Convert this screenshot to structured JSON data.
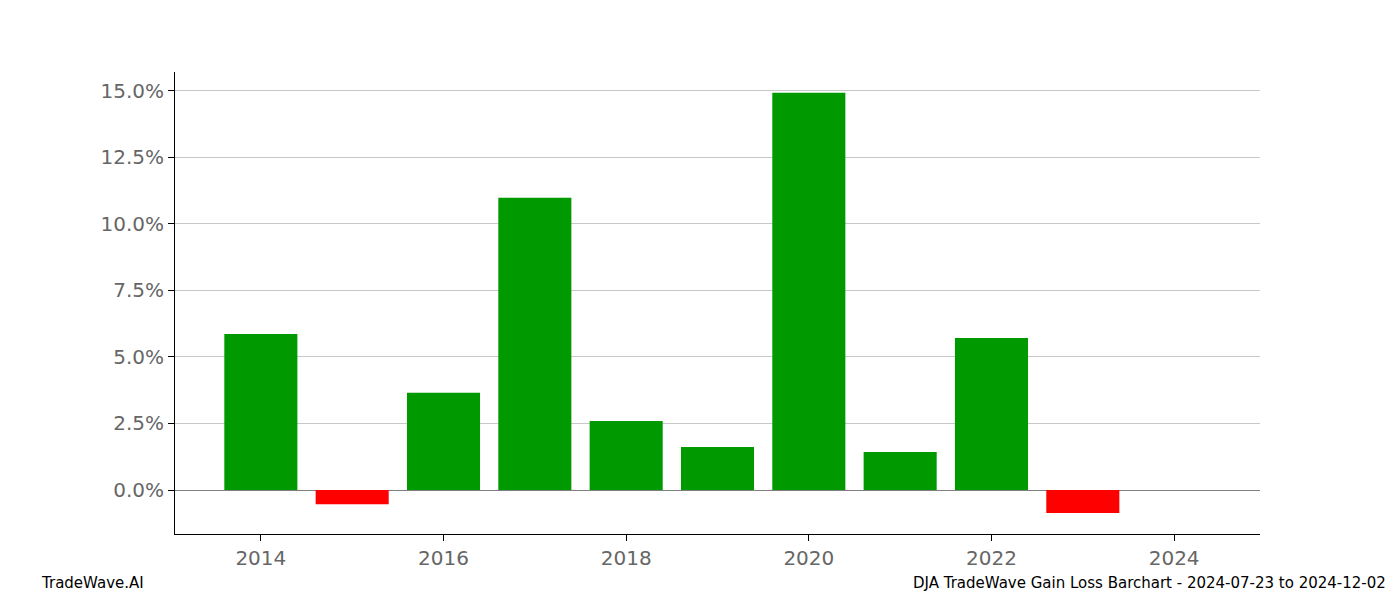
{
  "chart_data": {
    "type": "bar",
    "x": [
      2014,
      2015,
      2016,
      2017,
      2018,
      2019,
      2020,
      2021,
      2022,
      2023,
      2024
    ],
    "values": [
      5.86,
      -0.53,
      3.65,
      10.98,
      2.59,
      1.62,
      14.92,
      1.43,
      5.71,
      -0.86,
      0
    ],
    "colors": [
      "#009900",
      "#ff0000",
      "#009900",
      "#009900",
      "#009900",
      "#009900",
      "#009900",
      "#009900",
      "#009900",
      "#ff0000",
      "#009900"
    ],
    "xlim": [
      2013.06,
      2024.94
    ],
    "xticks": [
      2014,
      2016,
      2018,
      2020,
      2022,
      2024
    ],
    "ylim": [
      -1.65,
      15.7
    ],
    "yticks": [
      {
        "value": 0,
        "label": "0.0%"
      },
      {
        "value": 2.5,
        "label": "2.5%"
      },
      {
        "value": 5,
        "label": "5.0%"
      },
      {
        "value": 7.5,
        "label": "7.5%"
      },
      {
        "value": 10,
        "label": "10.0%"
      },
      {
        "value": 12.5,
        "label": "12.5%"
      },
      {
        "value": 15,
        "label": "15.0%"
      }
    ],
    "grid": true,
    "annotations": [
      "TradeWave.AI",
      "DJA TradeWave Gain Loss Barchart - 2024-07-23 to 2024-12-02"
    ]
  }
}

■ Task statement ■
Return every line above in which the string "TradeWave" occurs.

■ Solution to this task ■
      "TradeWave.AI",
      "DJA TradeWave Gain Loss Barchart - 2024-07-23 to 2024-12-02"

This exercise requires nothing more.